----- EXTRACTED ENTRIES -----

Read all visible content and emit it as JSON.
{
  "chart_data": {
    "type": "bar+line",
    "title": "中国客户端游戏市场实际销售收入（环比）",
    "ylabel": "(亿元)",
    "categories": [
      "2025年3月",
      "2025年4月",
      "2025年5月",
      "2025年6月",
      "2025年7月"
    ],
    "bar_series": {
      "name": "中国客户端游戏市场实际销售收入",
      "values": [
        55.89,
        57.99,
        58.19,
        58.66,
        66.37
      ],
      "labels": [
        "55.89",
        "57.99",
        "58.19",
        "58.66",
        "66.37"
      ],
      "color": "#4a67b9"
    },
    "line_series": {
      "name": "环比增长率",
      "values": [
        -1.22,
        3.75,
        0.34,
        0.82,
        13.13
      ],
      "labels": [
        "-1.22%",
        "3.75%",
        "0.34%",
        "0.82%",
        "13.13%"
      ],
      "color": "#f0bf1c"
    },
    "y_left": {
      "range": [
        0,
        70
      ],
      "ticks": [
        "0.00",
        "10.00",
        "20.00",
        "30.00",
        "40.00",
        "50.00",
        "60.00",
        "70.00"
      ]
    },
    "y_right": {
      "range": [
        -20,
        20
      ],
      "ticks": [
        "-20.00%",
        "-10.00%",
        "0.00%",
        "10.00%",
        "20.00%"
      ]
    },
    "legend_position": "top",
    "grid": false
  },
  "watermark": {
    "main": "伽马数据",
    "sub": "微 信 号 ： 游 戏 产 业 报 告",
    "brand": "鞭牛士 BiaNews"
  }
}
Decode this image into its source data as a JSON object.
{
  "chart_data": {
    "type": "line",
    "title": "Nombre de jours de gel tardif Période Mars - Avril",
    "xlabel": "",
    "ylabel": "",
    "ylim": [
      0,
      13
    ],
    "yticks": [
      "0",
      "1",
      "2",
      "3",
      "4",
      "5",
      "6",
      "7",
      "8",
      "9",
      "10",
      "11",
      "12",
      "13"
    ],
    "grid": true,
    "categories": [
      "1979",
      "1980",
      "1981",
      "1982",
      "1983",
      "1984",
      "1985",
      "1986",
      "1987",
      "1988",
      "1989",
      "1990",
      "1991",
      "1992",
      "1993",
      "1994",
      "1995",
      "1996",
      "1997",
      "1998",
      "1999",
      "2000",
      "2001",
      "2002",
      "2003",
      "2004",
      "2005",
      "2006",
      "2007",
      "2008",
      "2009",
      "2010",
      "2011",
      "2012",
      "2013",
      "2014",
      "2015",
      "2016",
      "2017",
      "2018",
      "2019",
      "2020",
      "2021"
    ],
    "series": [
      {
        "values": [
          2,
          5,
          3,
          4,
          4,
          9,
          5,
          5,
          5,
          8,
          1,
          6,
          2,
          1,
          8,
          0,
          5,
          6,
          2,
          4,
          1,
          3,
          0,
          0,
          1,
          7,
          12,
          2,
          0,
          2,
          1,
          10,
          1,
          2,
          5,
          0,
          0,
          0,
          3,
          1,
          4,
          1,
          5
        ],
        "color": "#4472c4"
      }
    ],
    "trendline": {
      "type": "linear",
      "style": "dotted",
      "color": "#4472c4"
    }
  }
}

-----

REQUIREMENTS ▸
Copy every line of the listing that contains the word "JSON".

RESULT FOR THIS EXERCISE ▸
Read all visible content and emit it as JSON.
Decode this image into its source data as a JSON object.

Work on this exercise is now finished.